Given request: Search the material below for the word "groups". Copy every line that has it.

Task inputs:
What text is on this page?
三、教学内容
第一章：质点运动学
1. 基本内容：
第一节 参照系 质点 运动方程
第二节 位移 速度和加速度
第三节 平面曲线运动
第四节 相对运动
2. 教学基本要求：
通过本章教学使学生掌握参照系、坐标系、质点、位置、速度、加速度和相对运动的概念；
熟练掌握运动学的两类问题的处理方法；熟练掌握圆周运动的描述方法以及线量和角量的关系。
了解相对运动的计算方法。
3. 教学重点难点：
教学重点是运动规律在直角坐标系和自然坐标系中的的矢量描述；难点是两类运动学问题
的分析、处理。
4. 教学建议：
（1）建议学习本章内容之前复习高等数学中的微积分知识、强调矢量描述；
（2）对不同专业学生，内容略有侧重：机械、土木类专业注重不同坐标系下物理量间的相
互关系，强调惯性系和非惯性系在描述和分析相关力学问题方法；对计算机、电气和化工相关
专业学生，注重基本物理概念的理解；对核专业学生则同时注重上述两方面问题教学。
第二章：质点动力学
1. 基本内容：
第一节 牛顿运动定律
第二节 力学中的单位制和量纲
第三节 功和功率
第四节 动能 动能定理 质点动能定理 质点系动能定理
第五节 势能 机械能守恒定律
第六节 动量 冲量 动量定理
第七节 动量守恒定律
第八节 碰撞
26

...

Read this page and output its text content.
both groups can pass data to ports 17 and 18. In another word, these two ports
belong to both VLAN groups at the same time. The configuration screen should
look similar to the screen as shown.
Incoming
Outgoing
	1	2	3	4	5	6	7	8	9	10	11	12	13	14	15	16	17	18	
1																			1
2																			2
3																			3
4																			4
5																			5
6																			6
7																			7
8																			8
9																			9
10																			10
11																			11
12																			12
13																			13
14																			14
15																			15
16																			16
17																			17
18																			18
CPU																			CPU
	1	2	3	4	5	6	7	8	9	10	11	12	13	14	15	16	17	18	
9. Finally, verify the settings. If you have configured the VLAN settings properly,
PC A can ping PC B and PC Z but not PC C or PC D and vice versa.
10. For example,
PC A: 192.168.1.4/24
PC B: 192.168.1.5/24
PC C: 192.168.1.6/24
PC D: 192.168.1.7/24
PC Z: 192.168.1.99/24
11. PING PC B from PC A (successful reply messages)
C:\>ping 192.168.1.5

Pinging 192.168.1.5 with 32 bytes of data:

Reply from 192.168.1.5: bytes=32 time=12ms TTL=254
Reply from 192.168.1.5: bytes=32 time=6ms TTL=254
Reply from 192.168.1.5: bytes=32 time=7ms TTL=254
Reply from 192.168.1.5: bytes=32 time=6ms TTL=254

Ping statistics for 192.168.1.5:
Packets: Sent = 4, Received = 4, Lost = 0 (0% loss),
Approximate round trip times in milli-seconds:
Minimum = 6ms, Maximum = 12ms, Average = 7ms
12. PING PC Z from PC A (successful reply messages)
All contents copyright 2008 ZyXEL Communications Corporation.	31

...

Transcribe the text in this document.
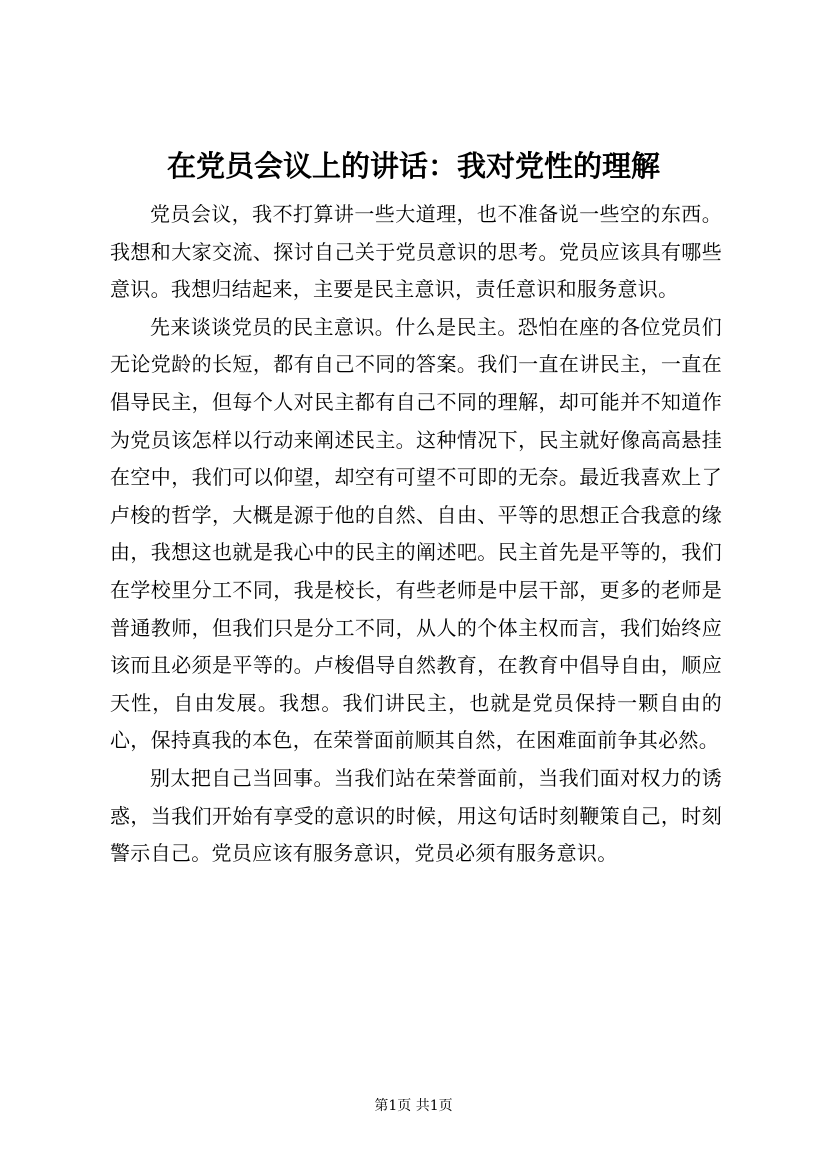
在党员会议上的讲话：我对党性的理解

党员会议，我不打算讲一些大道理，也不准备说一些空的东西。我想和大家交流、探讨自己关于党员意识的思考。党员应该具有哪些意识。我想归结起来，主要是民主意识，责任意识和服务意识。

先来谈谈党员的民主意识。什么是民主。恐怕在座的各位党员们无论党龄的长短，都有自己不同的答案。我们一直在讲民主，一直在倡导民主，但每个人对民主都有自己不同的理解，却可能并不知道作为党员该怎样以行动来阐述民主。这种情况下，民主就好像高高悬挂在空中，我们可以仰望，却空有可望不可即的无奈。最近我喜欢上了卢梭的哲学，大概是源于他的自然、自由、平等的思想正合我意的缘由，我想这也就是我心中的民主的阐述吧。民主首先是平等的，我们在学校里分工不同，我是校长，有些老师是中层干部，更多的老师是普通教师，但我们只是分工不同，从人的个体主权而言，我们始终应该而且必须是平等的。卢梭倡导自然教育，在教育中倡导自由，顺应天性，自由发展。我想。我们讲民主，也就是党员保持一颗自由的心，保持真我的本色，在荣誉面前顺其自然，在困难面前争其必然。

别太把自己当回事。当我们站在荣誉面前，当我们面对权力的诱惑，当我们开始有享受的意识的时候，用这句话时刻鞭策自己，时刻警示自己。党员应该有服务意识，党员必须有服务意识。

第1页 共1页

Finished exercise:
both groups can pass data to ports 17 and 18. In another word, these two ports
belong to both VLAN groups at the same time. The configuration screen should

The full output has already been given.